## Task to carry out
Images embedded in the records are excluded; print everything else exactly as given.

#### Records for the exercise

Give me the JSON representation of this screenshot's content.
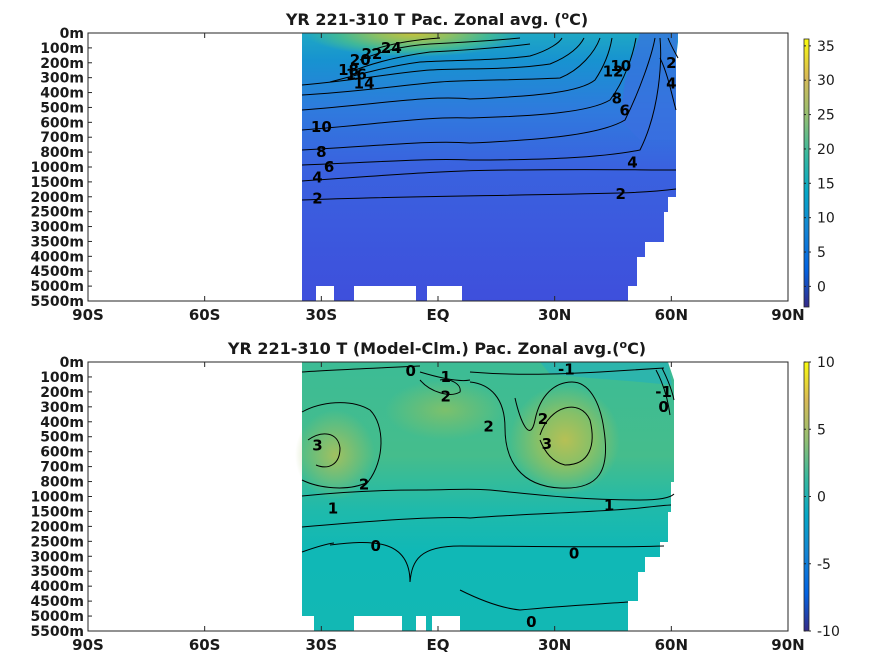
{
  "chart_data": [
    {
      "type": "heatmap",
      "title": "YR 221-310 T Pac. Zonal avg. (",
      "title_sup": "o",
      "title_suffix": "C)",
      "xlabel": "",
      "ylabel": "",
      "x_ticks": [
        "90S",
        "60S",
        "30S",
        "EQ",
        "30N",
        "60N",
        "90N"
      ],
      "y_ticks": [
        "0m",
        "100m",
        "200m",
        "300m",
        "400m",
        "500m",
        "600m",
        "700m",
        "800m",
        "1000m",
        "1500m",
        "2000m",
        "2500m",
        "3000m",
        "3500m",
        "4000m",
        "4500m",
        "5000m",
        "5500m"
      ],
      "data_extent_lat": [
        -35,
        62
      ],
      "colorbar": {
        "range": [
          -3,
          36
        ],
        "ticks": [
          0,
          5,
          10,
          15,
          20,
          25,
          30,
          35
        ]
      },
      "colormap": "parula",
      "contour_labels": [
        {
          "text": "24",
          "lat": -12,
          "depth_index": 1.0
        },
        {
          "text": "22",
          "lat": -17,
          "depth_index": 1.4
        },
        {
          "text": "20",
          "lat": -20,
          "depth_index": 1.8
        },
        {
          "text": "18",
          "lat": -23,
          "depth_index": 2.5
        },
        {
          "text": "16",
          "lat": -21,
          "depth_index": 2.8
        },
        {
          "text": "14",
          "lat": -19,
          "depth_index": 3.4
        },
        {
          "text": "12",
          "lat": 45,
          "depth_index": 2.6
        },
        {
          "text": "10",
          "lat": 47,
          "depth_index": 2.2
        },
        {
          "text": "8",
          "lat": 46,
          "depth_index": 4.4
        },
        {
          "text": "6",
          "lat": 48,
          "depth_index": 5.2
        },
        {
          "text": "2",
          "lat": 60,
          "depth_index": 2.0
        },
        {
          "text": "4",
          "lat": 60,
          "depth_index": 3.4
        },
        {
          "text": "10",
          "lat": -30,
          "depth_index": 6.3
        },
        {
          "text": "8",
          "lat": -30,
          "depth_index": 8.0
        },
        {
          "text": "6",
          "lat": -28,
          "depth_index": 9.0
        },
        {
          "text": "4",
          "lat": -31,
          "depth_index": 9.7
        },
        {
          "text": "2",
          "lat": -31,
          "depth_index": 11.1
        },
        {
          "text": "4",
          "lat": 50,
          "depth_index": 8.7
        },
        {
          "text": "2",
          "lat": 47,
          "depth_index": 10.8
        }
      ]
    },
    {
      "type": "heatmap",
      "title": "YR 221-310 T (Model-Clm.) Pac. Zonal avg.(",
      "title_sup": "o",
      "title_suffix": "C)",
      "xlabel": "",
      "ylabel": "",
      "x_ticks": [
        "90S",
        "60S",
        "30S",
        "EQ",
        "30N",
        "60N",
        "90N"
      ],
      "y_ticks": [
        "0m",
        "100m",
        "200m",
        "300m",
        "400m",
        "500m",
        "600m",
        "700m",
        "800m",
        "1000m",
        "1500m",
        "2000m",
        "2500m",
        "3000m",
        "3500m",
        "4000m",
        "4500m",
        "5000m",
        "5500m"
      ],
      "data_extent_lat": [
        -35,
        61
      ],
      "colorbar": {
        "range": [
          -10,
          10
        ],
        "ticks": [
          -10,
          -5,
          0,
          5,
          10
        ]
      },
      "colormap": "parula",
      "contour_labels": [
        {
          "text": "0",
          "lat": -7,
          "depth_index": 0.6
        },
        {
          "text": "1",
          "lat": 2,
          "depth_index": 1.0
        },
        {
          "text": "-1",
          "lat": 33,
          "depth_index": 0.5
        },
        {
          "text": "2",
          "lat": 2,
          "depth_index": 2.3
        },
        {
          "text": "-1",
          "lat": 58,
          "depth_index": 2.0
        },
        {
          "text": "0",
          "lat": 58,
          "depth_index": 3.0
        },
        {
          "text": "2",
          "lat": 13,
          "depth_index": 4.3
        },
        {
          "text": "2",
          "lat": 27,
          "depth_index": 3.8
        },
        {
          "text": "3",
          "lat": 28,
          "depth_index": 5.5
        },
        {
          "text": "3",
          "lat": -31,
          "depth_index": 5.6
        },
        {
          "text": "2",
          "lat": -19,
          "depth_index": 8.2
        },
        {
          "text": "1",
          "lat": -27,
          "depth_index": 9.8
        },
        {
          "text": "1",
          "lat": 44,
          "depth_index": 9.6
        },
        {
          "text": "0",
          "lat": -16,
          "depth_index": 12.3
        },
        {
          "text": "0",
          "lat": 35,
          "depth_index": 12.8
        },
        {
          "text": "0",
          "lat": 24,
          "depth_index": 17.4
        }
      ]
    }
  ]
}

########

## Problem solution
Give me the JSON representation of this screenshot's content.
{
  "chart_data": [
    {
      "type": "heatmap",
      "title": "YR 221-310 T Pac. Zonal avg. (",
      "title_sup": "o",
      "title_suffix": "C)",
      "xlabel": "",
      "ylabel": "",
      "x_ticks": [
        "90S",
        "60S",
        "30S",
        "EQ",
        "30N",
        "60N",
        "90N"
      ],
      "y_ticks": [
        "0m",
        "100m",
        "200m",
        "300m",
        "400m",
        "500m",
        "600m",
        "700m",
        "800m",
        "1000m",
        "1500m",
        "2000m",
        "2500m",
        "3000m",
        "3500m",
        "4000m",
        "4500m",
        "5000m",
        "5500m"
      ],
      "data_extent_lat": [
        -35,
        62
      ],
      "colorbar": {
        "range": [
          -3,
          36
        ],
        "ticks": [
          0,
          5,
          10,
          15,
          20,
          25,
          30,
          35
        ]
      },
      "colormap": "parula",
      "contour_labels": [
        {
          "text": "24",
          "lat": -12,
          "depth_index": 1.0
        },
        {
          "text": "22",
          "lat": -17,
          "depth_index": 1.4
        },
        {
          "text": "20",
          "lat": -20,
          "depth_index": 1.8
        },
        {
          "text": "18",
          "lat": -23,
          "depth_index": 2.5
        },
        {
          "text": "16",
          "lat": -21,
          "depth_index": 2.8
        },
        {
          "text": "14",
          "lat": -19,
          "depth_index": 3.4
        },
        {
          "text": "12",
          "lat": 45,
          "depth_index": 2.6
        },
        {
          "text": "10",
          "lat": 47,
          "depth_index": 2.2
        },
        {
          "text": "8",
          "lat": 46,
          "depth_index": 4.4
        },
        {
          "text": "6",
          "lat": 48,
          "depth_index": 5.2
        },
        {
          "text": "2",
          "lat": 60,
          "depth_index": 2.0
        },
        {
          "text": "4",
          "lat": 60,
          "depth_index": 3.4
        },
        {
          "text": "10",
          "lat": -30,
          "depth_index": 6.3
        },
        {
          "text": "8",
          "lat": -30,
          "depth_index": 8.0
        },
        {
          "text": "6",
          "lat": -28,
          "depth_index": 9.0
        },
        {
          "text": "4",
          "lat": -31,
          "depth_index": 9.7
        },
        {
          "text": "2",
          "lat": -31,
          "depth_index": 11.1
        },
        {
          "text": "4",
          "lat": 50,
          "depth_index": 8.7
        },
        {
          "text": "2",
          "lat": 47,
          "depth_index": 10.8
        }
      ]
    },
    {
      "type": "heatmap",
      "title": "YR 221-310 T (Model-Clm.) Pac. Zonal avg.(",
      "title_sup": "o",
      "title_suffix": "C)",
      "xlabel": "",
      "ylabel": "",
      "x_ticks": [
        "90S",
        "60S",
        "30S",
        "EQ",
        "30N",
        "60N",
        "90N"
      ],
      "y_ticks": [
        "0m",
        "100m",
        "200m",
        "300m",
        "400m",
        "500m",
        "600m",
        "700m",
        "800m",
        "1000m",
        "1500m",
        "2000m",
        "2500m",
        "3000m",
        "3500m",
        "4000m",
        "4500m",
        "5000m",
        "5500m"
      ],
      "data_extent_lat": [
        -35,
        61
      ],
      "colorbar": {
        "range": [
          -10,
          10
        ],
        "ticks": [
          -10,
          -5,
          0,
          5,
          10
        ]
      },
      "colormap": "parula",
      "contour_labels": [
        {
          "text": "0",
          "lat": -7,
          "depth_index": 0.6
        },
        {
          "text": "1",
          "lat": 2,
          "depth_index": 1.0
        },
        {
          "text": "-1",
          "lat": 33,
          "depth_index": 0.5
        },
        {
          "text": "2",
          "lat": 2,
          "depth_index": 2.3
        },
        {
          "text": "-1",
          "lat": 58,
          "depth_index": 2.0
        },
        {
          "text": "0",
          "lat": 58,
          "depth_index": 3.0
        },
        {
          "text": "2",
          "lat": 13,
          "depth_index": 4.3
        },
        {
          "text": "2",
          "lat": 27,
          "depth_index": 3.8
        },
        {
          "text": "3",
          "lat": 28,
          "depth_index": 5.5
        },
        {
          "text": "3",
          "lat": -31,
          "depth_index": 5.6
        },
        {
          "text": "2",
          "lat": -19,
          "depth_index": 8.2
        },
        {
          "text": "1",
          "lat": -27,
          "depth_index": 9.8
        },
        {
          "text": "1",
          "lat": 44,
          "depth_index": 9.6
        },
        {
          "text": "0",
          "lat": -16,
          "depth_index": 12.3
        },
        {
          "text": "0",
          "lat": 35,
          "depth_index": 12.8
        },
        {
          "text": "0",
          "lat": 24,
          "depth_index": 17.4
        }
      ]
    }
  ]
}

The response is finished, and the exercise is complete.